• _Task to complete_:
Below is a listing. Gather each line of it that contains "Central".

#####

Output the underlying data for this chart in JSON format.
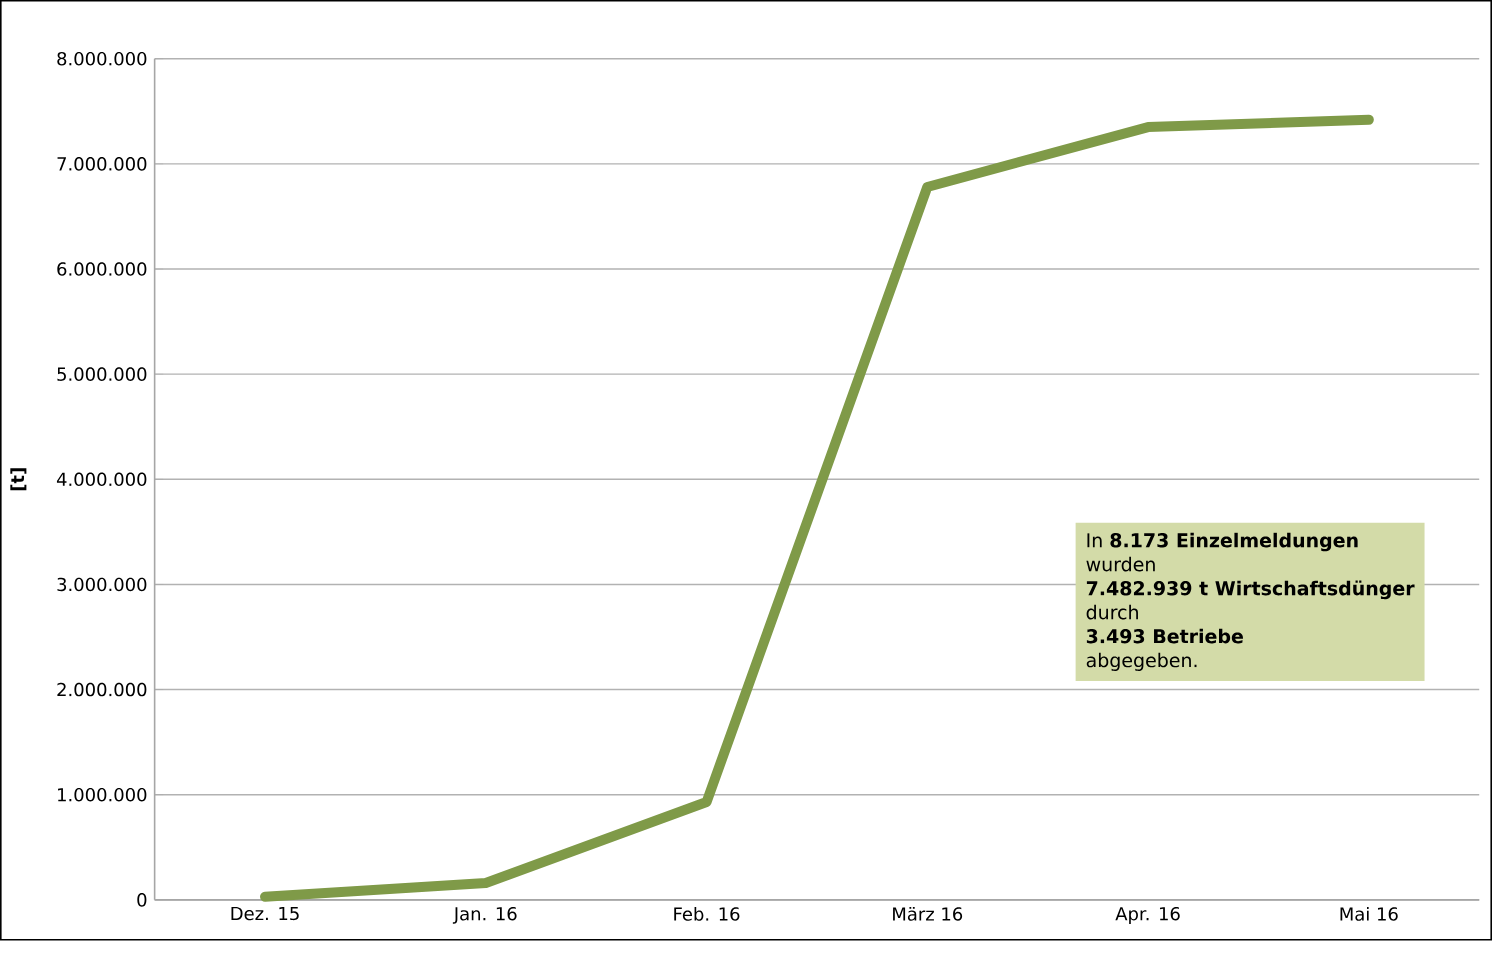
{
  "chart_data": {
    "type": "line",
    "ylabel": "[t]",
    "categories": [
      "Dez. 15",
      "Jan. 16",
      "Feb. 16",
      "März 16",
      "Apr. 16",
      "Mai 16"
    ],
    "series": [
      {
        "color": "#7f9a48",
        "values": [
          30000,
          160000,
          930000,
          6780000,
          7350000,
          7420000
        ]
      }
    ],
    "ylim": [
      0,
      8000000
    ],
    "yticks": [
      {
        "value": 0,
        "label": "0"
      },
      {
        "value": 1000000,
        "label": "1.000.000"
      },
      {
        "value": 2000000,
        "label": "2.000.000"
      },
      {
        "value": 3000000,
        "label": "3.000.000"
      },
      {
        "value": 4000000,
        "label": "4.000.000"
      },
      {
        "value": 5000000,
        "label": "5.000.000"
      },
      {
        "value": 6000000,
        "label": "6.000.000"
      },
      {
        "value": 7000000,
        "label": "7.000.000"
      },
      {
        "value": 8000000,
        "label": "8.000.000"
      }
    ],
    "grid": "y",
    "marker": "none",
    "line_style": "solid",
    "annotations": [
      "In **8.173 Einzelmeldungen**",
      "wurden",
      "**7.482.939 t Wirtschaftsdünger**",
      "durch",
      "**3.493 Betriebe**",
      "abgegeben."
    ]
  }
}
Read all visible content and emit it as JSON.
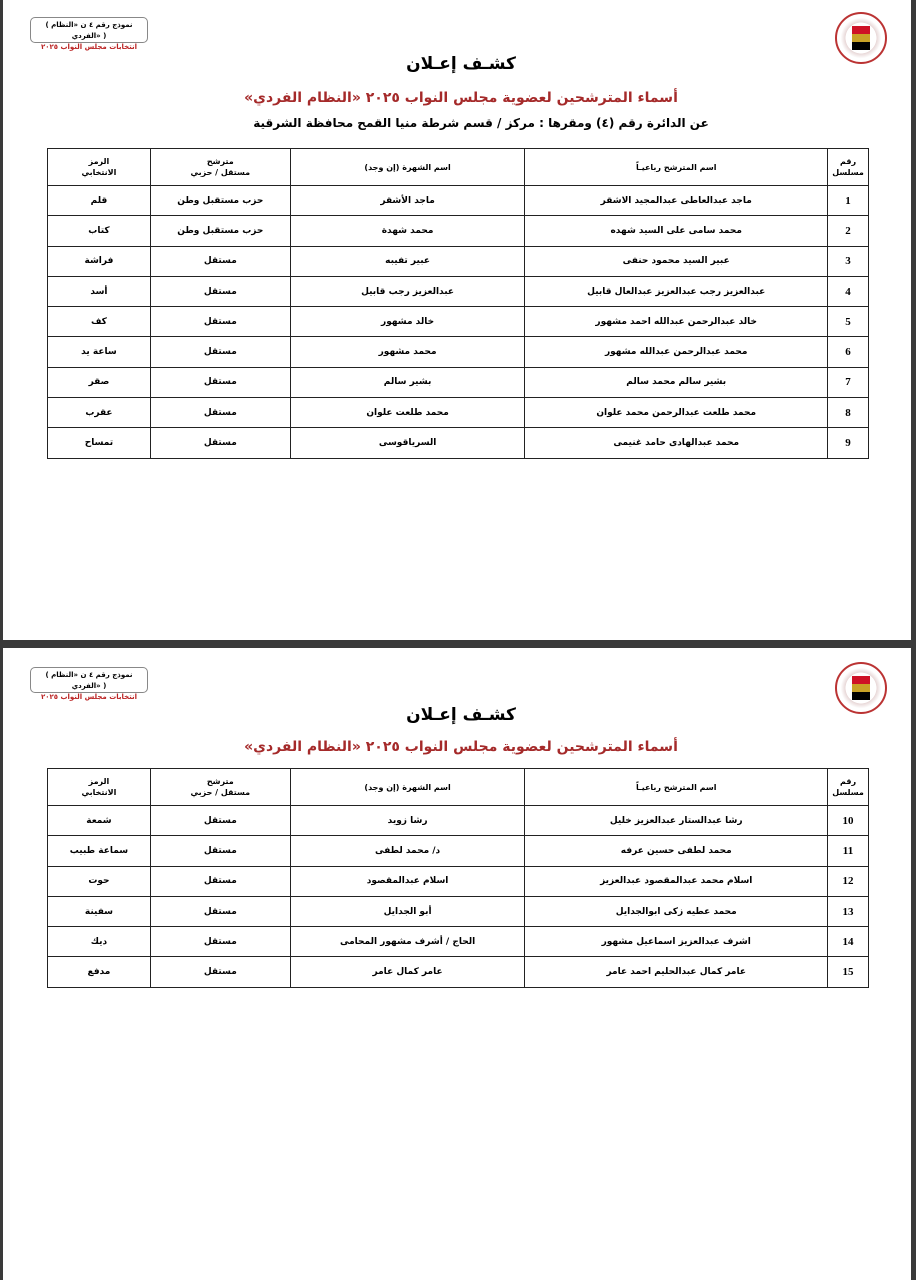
{
  "form_box": {
    "line1": "( نموذج رقم ٤ ن «النظام الفردي» )",
    "line2": "انتخابات مجلس النواب ٢٠٢٥"
  },
  "logo": {
    "name": "national-elections-authority-emblem",
    "colors": [
      "#ce1126",
      "#ffffff",
      "#000000"
    ]
  },
  "title": "كشـف إعـلان",
  "subtitle": "أسماء المترشحين لعضوية مجلس النواب ٢٠٢٥ «النظام الفردي»",
  "district_line": "عن الدائرة رقم (٤) ومقرها : مركز / قسم شرطة منيا القمح محافظة الشرقية",
  "columns": [
    "رقم مسلسل",
    "اسم المترشح رباعيـاً",
    "اسم الشهرة (إن وجد)",
    "مترشح مستقل / حزبي",
    "الرمز الانتخابي"
  ],
  "columns_lines": {
    "c0a": "رقم",
    "c0b": "مسلسل",
    "c3a": "مترشح",
    "c3b": "مستقل / حزبي",
    "c4a": "الرمز",
    "c4b": "الانتخابي"
  },
  "page1_rows": [
    [
      "1",
      "ماجد عبدالعاطى عبدالمجيد الاشقر",
      "ماجد الأشقر",
      "حزب مستقبل وطن",
      "قلم"
    ],
    [
      "2",
      "محمد سامى على السيد شهده",
      "محمد شهدة",
      "حزب مستقبل وطن",
      "كتاب"
    ],
    [
      "3",
      "عبير السيد محمود حنفى",
      "عبير تفيبه",
      "مستقل",
      "فراشة"
    ],
    [
      "4",
      "عبدالعزيز رجب عبدالعزيز عبدالعال قابيل",
      "عبدالعزيز رجب قابيل",
      "مستقل",
      "أسد"
    ],
    [
      "5",
      "خالد عبدالرحمن عبدالله احمد مشهور",
      "خالد مشهور",
      "مستقل",
      "كف"
    ],
    [
      "6",
      "محمد عبدالرحمن عبدالله مشهور",
      "محمد مشهور",
      "مستقل",
      "ساعة يد"
    ],
    [
      "7",
      "بشير سالم محمد سالم",
      "بشير سالم",
      "مستقل",
      "صقر"
    ],
    [
      "8",
      "محمد طلعت عبدالرحمن محمد علوان",
      "محمد طلعت علوان",
      "مستقل",
      "عقرب"
    ],
    [
      "9",
      "محمد عبدالهادى حامد غنيمى",
      "السرياقوسى",
      "مستقل",
      "تمساح"
    ]
  ],
  "page2_rows": [
    [
      "10",
      "رشا عبدالستار عبدالعزيز خليل",
      "رشا زويد",
      "مستقل",
      "شمعة"
    ],
    [
      "11",
      "محمد لطفى حسين عرفه",
      "د/ محمد لطفى",
      "مستقل",
      "سماعة طبيب"
    ],
    [
      "12",
      "اسلام محمد عبدالمقصود عبدالعزيز",
      "اسلام عبدالمقصود",
      "مستقل",
      "حوت"
    ],
    [
      "13",
      "محمد عطيه زكى ابوالجدايل",
      "أبو الجدايل",
      "مستقل",
      "سفينة"
    ],
    [
      "14",
      "اشرف عبدالعزيز اسماعيل مشهور",
      "الحاج / أشرف مشهور المحامى",
      "مستقل",
      "ديك"
    ],
    [
      "15",
      "عامر كمال عبدالحليم احمد عامر",
      "عامر كمال عامر",
      "مستقل",
      "مدفع"
    ]
  ]
}
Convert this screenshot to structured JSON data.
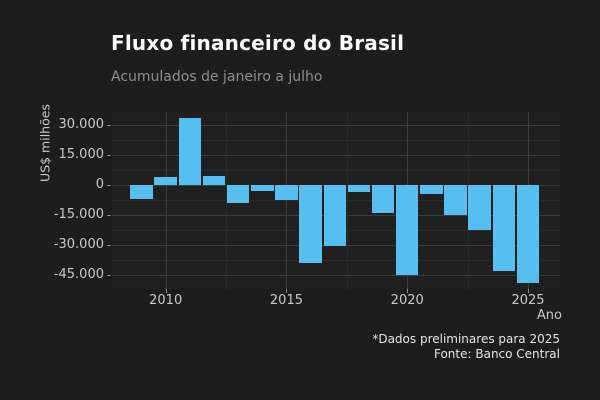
{
  "chart": {
    "title": "Fluxo financeiro do Brasil",
    "subtitle": "Acumulados de janeiro a julho",
    "y_axis_title": "US$ milhões",
    "x_axis_title": "Ano",
    "footnote_line1": "*Dados preliminares para 2025",
    "footnote_line2": "Fonte: Banco Central",
    "colors": {
      "background": "#1d1d1d",
      "panel_background": "#202020",
      "bar": "#57bfef",
      "grid_major": "#3d3d3d",
      "grid_minor": "#2a2a2a",
      "title_text": "#fafafa",
      "subtitle_text": "#8e8e8e",
      "axis_text": "#c8c8c8",
      "footnote_text": "#e4e4e4"
    }
  },
  "chart_data": {
    "type": "bar",
    "title": "Fluxo financeiro do Brasil",
    "subtitle": "Acumulados de janeiro a julho",
    "xlabel": "Ano",
    "ylabel": "US$ milhões",
    "unit": "US$ milhões",
    "x": [
      2009,
      2010,
      2011,
      2012,
      2013,
      2014,
      2015,
      2016,
      2017,
      2018,
      2019,
      2020,
      2021,
      2022,
      2023,
      2024,
      2025
    ],
    "values": [
      -7000,
      3700,
      33400,
      4300,
      -8900,
      -2900,
      -7700,
      -38800,
      -30500,
      -3600,
      -13900,
      -44900,
      -4700,
      -15200,
      -22700,
      -43000,
      -49200
    ],
    "ylim": [
      -51750,
      36250
    ],
    "y_ticks": [
      30000,
      15000,
      0,
      -15000,
      -30000,
      -45000
    ],
    "y_tick_labels": [
      "30.000",
      "15.000",
      "0",
      "-15.000",
      "-30.000",
      "-45.000"
    ],
    "x_ticks": [
      2010,
      2015,
      2020,
      2025
    ],
    "x_tick_labels": [
      "2010",
      "2015",
      "2020",
      "2025"
    ],
    "grid": true,
    "legend": false,
    "annotations": [
      "*Dados preliminares para 2025",
      "Fonte: Banco Central"
    ]
  }
}
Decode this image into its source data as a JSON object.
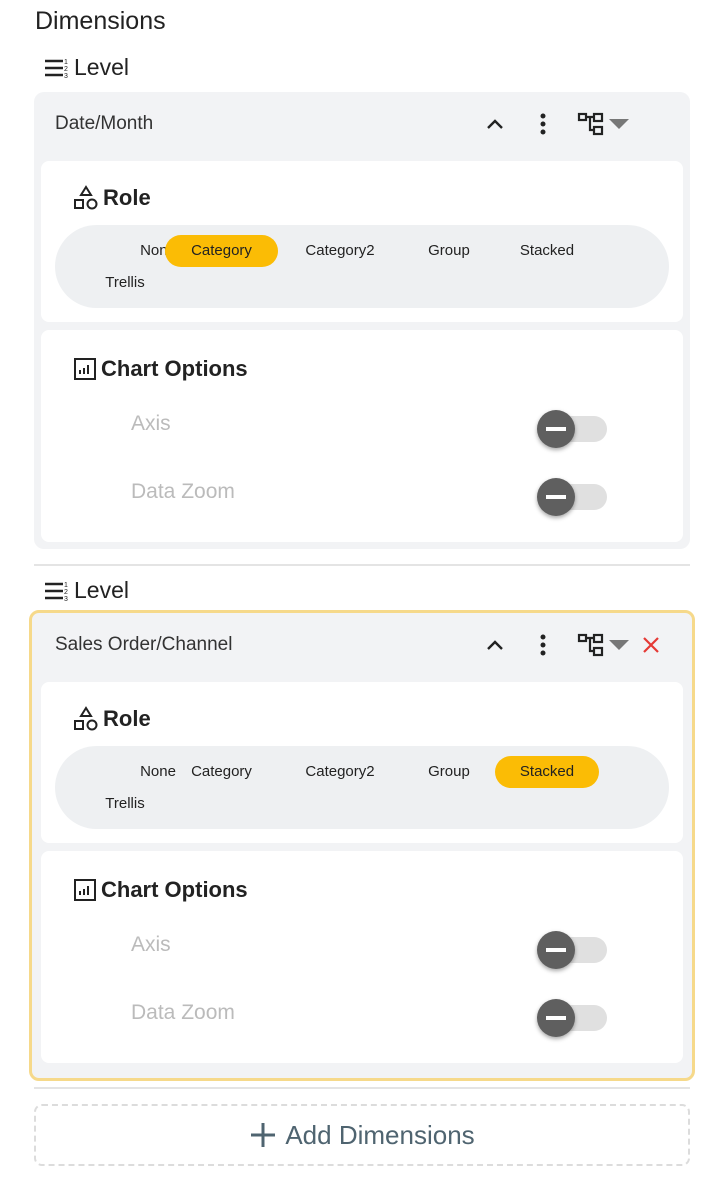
{
  "title": "Dimensions",
  "level_label": "Level",
  "role_label": "Role",
  "chart_options_label": "Chart Options",
  "role_options": [
    "None",
    "Category",
    "Category2",
    "Group",
    "Stacked",
    "Trellis"
  ],
  "dimensions": [
    {
      "name": "Date/Month",
      "selected_role": "Category",
      "active": false,
      "removable": false,
      "options": [
        {
          "label": "Axis",
          "enabled": false
        },
        {
          "label": "Data Zoom",
          "enabled": false
        }
      ]
    },
    {
      "name": "Sales Order/Channel",
      "selected_role": "Stacked",
      "active": true,
      "removable": true,
      "options": [
        {
          "label": "Axis",
          "enabled": false
        },
        {
          "label": "Data Zoom",
          "enabled": false
        }
      ]
    }
  ],
  "add_button_label": "Add Dimensions",
  "colors": {
    "selected_chip": "#fbbc05",
    "active_border": "#f6d98a",
    "remove": "#e53935"
  }
}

#####

• _Full answer_:
    "footnote_line2": "Fonte: Banco Central",
      "Fonte: Banco Central"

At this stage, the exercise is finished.